> **What you will do**
Set the listing down unchanged, minus every embedded image.

________________

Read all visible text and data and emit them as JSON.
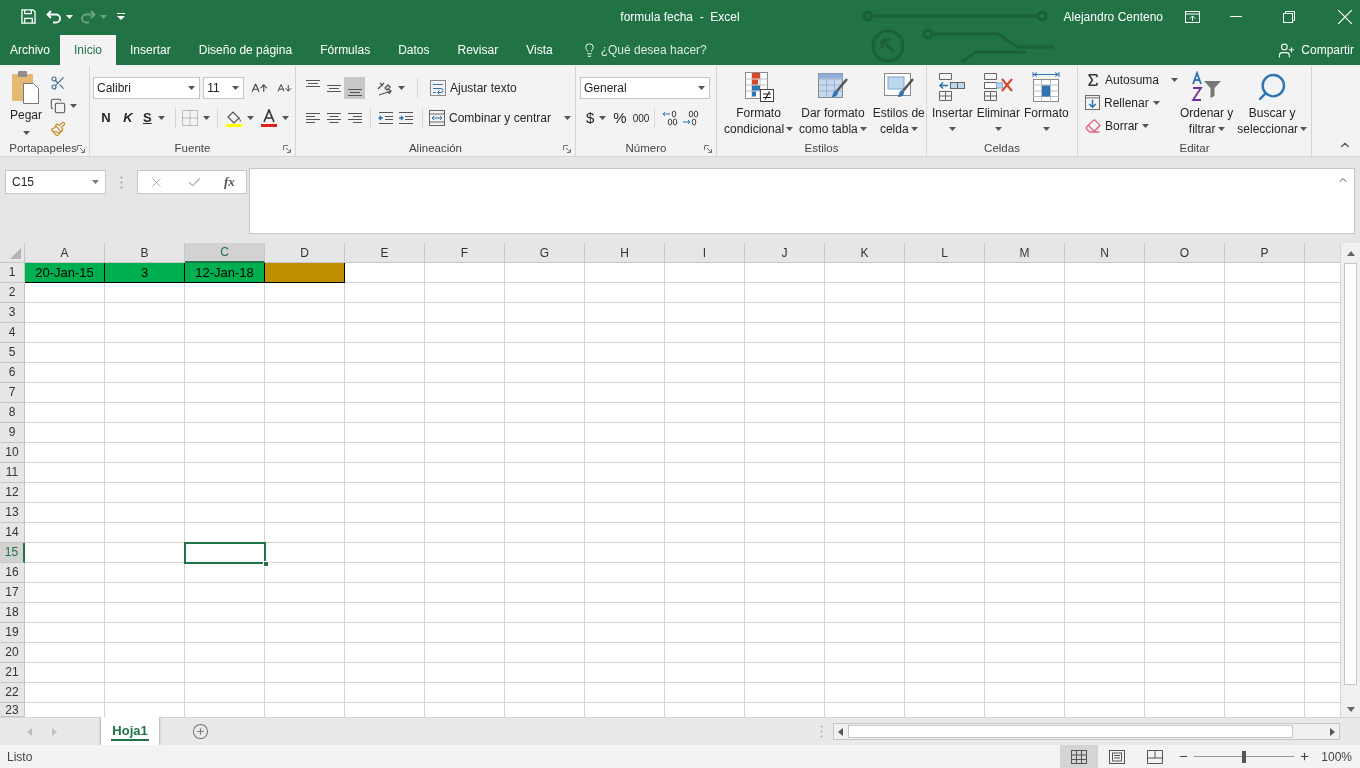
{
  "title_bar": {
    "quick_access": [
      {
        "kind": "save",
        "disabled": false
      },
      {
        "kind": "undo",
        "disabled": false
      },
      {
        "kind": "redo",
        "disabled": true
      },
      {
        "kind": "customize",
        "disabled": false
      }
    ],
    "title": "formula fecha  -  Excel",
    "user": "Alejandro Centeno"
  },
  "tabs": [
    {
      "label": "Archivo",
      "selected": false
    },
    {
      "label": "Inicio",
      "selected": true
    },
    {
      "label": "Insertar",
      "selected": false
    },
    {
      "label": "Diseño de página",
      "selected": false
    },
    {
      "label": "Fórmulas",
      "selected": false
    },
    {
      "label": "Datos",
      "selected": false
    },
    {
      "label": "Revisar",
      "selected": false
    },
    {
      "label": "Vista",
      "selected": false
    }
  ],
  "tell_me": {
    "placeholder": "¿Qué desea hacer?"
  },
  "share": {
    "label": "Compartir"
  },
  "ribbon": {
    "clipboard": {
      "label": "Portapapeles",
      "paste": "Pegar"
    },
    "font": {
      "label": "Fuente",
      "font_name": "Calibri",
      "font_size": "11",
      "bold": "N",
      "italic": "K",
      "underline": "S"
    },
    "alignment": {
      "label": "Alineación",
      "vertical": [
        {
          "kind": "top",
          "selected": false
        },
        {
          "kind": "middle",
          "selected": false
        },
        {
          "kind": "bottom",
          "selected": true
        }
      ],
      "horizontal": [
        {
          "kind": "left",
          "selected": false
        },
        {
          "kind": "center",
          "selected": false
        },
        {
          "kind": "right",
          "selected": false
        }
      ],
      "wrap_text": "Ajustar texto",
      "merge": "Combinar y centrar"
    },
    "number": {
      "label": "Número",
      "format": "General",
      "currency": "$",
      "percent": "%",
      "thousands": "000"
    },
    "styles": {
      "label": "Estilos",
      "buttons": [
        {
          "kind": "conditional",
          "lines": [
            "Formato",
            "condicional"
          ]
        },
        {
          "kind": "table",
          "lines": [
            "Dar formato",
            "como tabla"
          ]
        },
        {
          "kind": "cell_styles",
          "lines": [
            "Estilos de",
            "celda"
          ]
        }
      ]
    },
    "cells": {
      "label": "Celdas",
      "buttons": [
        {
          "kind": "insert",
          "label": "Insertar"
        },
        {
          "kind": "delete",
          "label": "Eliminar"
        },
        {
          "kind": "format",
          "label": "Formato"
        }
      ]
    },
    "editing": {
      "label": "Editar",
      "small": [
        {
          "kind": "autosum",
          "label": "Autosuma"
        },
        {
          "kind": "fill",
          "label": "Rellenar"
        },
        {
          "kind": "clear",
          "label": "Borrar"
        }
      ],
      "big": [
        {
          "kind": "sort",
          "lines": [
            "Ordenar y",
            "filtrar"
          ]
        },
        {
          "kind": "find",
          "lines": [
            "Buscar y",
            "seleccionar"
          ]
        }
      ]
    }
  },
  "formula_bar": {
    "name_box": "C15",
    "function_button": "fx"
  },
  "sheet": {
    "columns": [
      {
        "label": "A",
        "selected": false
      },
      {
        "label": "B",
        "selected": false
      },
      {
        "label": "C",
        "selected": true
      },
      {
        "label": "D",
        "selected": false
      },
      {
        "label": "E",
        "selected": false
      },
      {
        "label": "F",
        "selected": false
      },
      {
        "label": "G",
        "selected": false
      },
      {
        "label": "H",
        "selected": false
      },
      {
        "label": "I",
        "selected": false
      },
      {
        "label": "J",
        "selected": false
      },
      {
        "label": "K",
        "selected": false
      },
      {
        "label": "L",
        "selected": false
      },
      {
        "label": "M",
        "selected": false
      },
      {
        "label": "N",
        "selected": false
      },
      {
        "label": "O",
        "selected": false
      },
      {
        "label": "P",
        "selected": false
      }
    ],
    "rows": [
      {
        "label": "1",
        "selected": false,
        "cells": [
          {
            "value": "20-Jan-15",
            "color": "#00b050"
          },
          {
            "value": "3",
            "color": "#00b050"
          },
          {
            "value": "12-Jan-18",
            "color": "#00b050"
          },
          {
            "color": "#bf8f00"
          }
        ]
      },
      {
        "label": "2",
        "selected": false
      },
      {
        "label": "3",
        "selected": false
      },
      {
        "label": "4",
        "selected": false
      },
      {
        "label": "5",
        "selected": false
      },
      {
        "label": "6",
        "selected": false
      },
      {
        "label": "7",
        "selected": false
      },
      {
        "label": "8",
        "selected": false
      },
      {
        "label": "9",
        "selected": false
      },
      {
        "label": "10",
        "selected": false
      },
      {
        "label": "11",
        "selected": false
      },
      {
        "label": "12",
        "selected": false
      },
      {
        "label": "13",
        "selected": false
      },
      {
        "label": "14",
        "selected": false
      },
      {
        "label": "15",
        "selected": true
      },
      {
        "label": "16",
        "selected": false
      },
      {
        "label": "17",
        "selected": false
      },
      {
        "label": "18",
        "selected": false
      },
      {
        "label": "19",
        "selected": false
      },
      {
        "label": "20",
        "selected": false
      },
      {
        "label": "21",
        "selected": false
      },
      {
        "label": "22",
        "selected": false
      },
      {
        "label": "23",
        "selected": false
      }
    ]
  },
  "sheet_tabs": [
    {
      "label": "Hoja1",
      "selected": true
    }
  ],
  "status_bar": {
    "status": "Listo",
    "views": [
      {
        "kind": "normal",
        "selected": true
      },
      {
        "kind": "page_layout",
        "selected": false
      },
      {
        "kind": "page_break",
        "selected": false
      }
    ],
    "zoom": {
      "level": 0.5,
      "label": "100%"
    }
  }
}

________________

> **Task result**
Read all visible text and data and emit them as JSON.
{
  "title_bar": {
    "quick_access": [
      {
        "kind": "save",
        "disabled": false
      },
      {
        "kind": "undo",
        "disabled": false
      },
      {
        "kind": "redo",
        "disabled": true
      },
      {
        "kind": "customize",
        "disabled": false
      }
    ],
    "title": "formula fecha  -  Excel",
    "user": "Alejandro Centeno"
  },
  "tabs": [
    {
      "label": "Archivo",
      "selected": false
    },
    {
      "label": "Inicio",
      "selected": true
    },
    {
      "label": "Insertar",
      "selected": false
    },
    {
      "label": "Diseño de página",
      "selected": false
    },
    {
      "label": "Fórmulas",
      "selected": false
    },
    {
      "label": "Datos",
      "selected": false
    },
    {
      "label": "Revisar",
      "selected": false
    },
    {
      "label": "Vista",
      "selected": false
    }
  ],
  "tell_me": {
    "placeholder": "¿Qué desea hacer?"
  },
  "share": {
    "label": "Compartir"
  },
  "ribbon": {
    "clipboard": {
      "label": "Portapapeles",
      "paste": "Pegar"
    },
    "font": {
      "label": "Fuente",
      "font_name": "Calibri",
      "font_size": "11",
      "bold": "N",
      "italic": "K",
      "underline": "S"
    },
    "alignment": {
      "label": "Alineación",
      "vertical": [
        {
          "kind": "top",
          "selected": false
        },
        {
          "kind": "middle",
          "selected": false
        },
        {
          "kind": "bottom",
          "selected": true
        }
      ],
      "horizontal": [
        {
          "kind": "left",
          "selected": false
        },
        {
          "kind": "center",
          "selected": false
        },
        {
          "kind": "right",
          "selected": false
        }
      ],
      "wrap_text": "Ajustar texto",
      "merge": "Combinar y centrar"
    },
    "number": {
      "label": "Número",
      "format": "General",
      "currency": "$",
      "percent": "%",
      "thousands": "000"
    },
    "styles": {
      "label": "Estilos",
      "buttons": [
        {
          "kind": "conditional",
          "lines": [
            "Formato",
            "condicional"
          ]
        },
        {
          "kind": "table",
          "lines": [
            "Dar formato",
            "como tabla"
          ]
        },
        {
          "kind": "cell_styles",
          "lines": [
            "Estilos de",
            "celda"
          ]
        }
      ]
    },
    "cells": {
      "label": "Celdas",
      "buttons": [
        {
          "kind": "insert",
          "label": "Insertar"
        },
        {
          "kind": "delete",
          "label": "Eliminar"
        },
        {
          "kind": "format",
          "label": "Formato"
        }
      ]
    },
    "editing": {
      "label": "Editar",
      "small": [
        {
          "kind": "autosum",
          "label": "Autosuma"
        },
        {
          "kind": "fill",
          "label": "Rellenar"
        },
        {
          "kind": "clear",
          "label": "Borrar"
        }
      ],
      "big": [
        {
          "kind": "sort",
          "lines": [
            "Ordenar y",
            "filtrar"
          ]
        },
        {
          "kind": "find",
          "lines": [
            "Buscar y",
            "seleccionar"
          ]
        }
      ]
    }
  },
  "formula_bar": {
    "name_box": "C15",
    "function_button": "fx"
  },
  "sheet": {
    "columns": [
      {
        "label": "A",
        "selected": false
      },
      {
        "label": "B",
        "selected": false
      },
      {
        "label": "C",
        "selected": true
      },
      {
        "label": "D",
        "selected": false
      },
      {
        "label": "E",
        "selected": false
      },
      {
        "label": "F",
        "selected": false
      },
      {
        "label": "G",
        "selected": false
      },
      {
        "label": "H",
        "selected": false
      },
      {
        "label": "I",
        "selected": false
      },
      {
        "label": "J",
        "selected": false
      },
      {
        "label": "K",
        "selected": false
      },
      {
        "label": "L",
        "selected": false
      },
      {
        "label": "M",
        "selected": false
      },
      {
        "label": "N",
        "selected": false
      },
      {
        "label": "O",
        "selected": false
      },
      {
        "label": "P",
        "selected": false
      }
    ],
    "rows": [
      {
        "label": "1",
        "selected": false,
        "cells": [
          {
            "value": "20-Jan-15",
            "color": "#00b050"
          },
          {
            "value": "3",
            "color": "#00b050"
          },
          {
            "value": "12-Jan-18",
            "color": "#00b050"
          },
          {
            "color": "#bf8f00"
          }
        ]
      },
      {
        "label": "2",
        "selected": false
      },
      {
        "label": "3",
        "selected": false
      },
      {
        "label": "4",
        "selected": false
      },
      {
        "label": "5",
        "selected": false
      },
      {
        "label": "6",
        "selected": false
      },
      {
        "label": "7",
        "selected": false
      },
      {
        "label": "8",
        "selected": false
      },
      {
        "label": "9",
        "selected": false
      },
      {
        "label": "10",
        "selected": false
      },
      {
        "label": "11",
        "selected": false
      },
      {
        "label": "12",
        "selected": false
      },
      {
        "label": "13",
        "selected": false
      },
      {
        "label": "14",
        "selected": false
      },
      {
        "label": "15",
        "selected": true
      },
      {
        "label": "16",
        "selected": false
      },
      {
        "label": "17",
        "selected": false
      },
      {
        "label": "18",
        "selected": false
      },
      {
        "label": "19",
        "selected": false
      },
      {
        "label": "20",
        "selected": false
      },
      {
        "label": "21",
        "selected": false
      },
      {
        "label": "22",
        "selected": false
      },
      {
        "label": "23",
        "selected": false
      }
    ]
  },
  "sheet_tabs": [
    {
      "label": "Hoja1",
      "selected": true
    }
  ],
  "status_bar": {
    "status": "Listo",
    "views": [
      {
        "kind": "normal",
        "selected": true
      },
      {
        "kind": "page_layout",
        "selected": false
      },
      {
        "kind": "page_break",
        "selected": false
      }
    ],
    "zoom": {
      "level": 0.5,
      "label": "100%"
    }
  }
}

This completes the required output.